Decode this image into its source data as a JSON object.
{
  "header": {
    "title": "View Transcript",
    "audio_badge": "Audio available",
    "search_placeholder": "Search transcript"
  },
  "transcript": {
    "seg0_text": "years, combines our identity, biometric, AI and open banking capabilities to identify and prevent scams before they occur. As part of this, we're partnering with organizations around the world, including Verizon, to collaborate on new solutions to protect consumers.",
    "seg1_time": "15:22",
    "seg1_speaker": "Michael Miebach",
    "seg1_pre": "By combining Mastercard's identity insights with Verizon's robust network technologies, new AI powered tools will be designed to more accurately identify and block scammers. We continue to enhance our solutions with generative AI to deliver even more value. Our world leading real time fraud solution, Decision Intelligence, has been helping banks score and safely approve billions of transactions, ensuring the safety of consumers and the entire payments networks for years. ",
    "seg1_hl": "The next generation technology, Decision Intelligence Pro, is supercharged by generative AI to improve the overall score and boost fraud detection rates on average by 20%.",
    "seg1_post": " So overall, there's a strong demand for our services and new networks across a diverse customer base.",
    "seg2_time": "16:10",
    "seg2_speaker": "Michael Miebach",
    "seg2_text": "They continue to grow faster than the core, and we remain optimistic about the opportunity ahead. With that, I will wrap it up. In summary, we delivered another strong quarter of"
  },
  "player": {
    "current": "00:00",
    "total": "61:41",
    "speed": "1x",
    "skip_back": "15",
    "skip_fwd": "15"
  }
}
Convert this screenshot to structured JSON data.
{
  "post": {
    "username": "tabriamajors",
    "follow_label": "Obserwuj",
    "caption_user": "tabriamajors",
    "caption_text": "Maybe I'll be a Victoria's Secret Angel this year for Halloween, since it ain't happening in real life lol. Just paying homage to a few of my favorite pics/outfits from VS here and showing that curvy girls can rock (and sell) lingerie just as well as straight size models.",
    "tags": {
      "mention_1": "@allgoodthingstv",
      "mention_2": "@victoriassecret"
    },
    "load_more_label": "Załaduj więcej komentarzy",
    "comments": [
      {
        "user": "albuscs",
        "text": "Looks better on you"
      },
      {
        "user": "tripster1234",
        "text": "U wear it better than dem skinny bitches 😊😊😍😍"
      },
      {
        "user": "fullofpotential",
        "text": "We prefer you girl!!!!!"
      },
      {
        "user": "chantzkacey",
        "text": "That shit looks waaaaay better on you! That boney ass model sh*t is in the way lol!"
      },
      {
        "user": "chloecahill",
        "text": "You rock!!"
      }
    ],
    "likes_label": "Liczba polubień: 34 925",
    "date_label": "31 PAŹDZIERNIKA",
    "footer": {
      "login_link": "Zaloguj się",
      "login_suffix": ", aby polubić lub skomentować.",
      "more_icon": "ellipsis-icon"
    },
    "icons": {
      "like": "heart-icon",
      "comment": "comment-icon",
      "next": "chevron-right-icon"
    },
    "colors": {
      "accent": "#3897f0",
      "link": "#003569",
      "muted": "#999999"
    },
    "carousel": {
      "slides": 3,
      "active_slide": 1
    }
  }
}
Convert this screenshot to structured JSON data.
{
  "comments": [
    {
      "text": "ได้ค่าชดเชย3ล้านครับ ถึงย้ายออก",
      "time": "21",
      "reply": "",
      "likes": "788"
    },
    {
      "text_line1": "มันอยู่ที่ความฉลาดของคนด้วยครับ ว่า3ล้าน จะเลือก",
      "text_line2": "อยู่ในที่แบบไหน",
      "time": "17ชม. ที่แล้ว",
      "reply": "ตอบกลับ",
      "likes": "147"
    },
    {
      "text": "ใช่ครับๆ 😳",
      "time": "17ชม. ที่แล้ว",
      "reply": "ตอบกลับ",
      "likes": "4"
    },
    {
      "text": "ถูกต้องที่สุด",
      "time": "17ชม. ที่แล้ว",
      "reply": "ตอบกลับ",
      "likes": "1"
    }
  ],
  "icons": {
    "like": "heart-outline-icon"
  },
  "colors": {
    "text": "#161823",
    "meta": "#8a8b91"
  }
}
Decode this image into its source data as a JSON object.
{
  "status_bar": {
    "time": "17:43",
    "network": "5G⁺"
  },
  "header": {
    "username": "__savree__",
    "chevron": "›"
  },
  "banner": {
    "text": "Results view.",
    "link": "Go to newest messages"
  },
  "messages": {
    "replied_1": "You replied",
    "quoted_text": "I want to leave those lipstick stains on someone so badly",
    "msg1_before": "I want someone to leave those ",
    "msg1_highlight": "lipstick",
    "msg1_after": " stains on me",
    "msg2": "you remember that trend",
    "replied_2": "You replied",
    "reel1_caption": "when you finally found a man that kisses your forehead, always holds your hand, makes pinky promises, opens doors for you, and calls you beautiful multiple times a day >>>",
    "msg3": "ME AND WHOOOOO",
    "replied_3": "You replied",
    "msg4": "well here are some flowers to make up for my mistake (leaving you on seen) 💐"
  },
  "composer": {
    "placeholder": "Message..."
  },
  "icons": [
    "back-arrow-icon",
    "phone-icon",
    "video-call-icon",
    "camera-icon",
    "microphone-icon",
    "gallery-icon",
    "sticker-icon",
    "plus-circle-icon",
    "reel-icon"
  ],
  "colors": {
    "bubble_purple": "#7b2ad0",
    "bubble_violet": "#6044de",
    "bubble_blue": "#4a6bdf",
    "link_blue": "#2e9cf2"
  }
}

● ● ● ●

Tally every line of the listing that holds the string "better", then give the number by itself.

3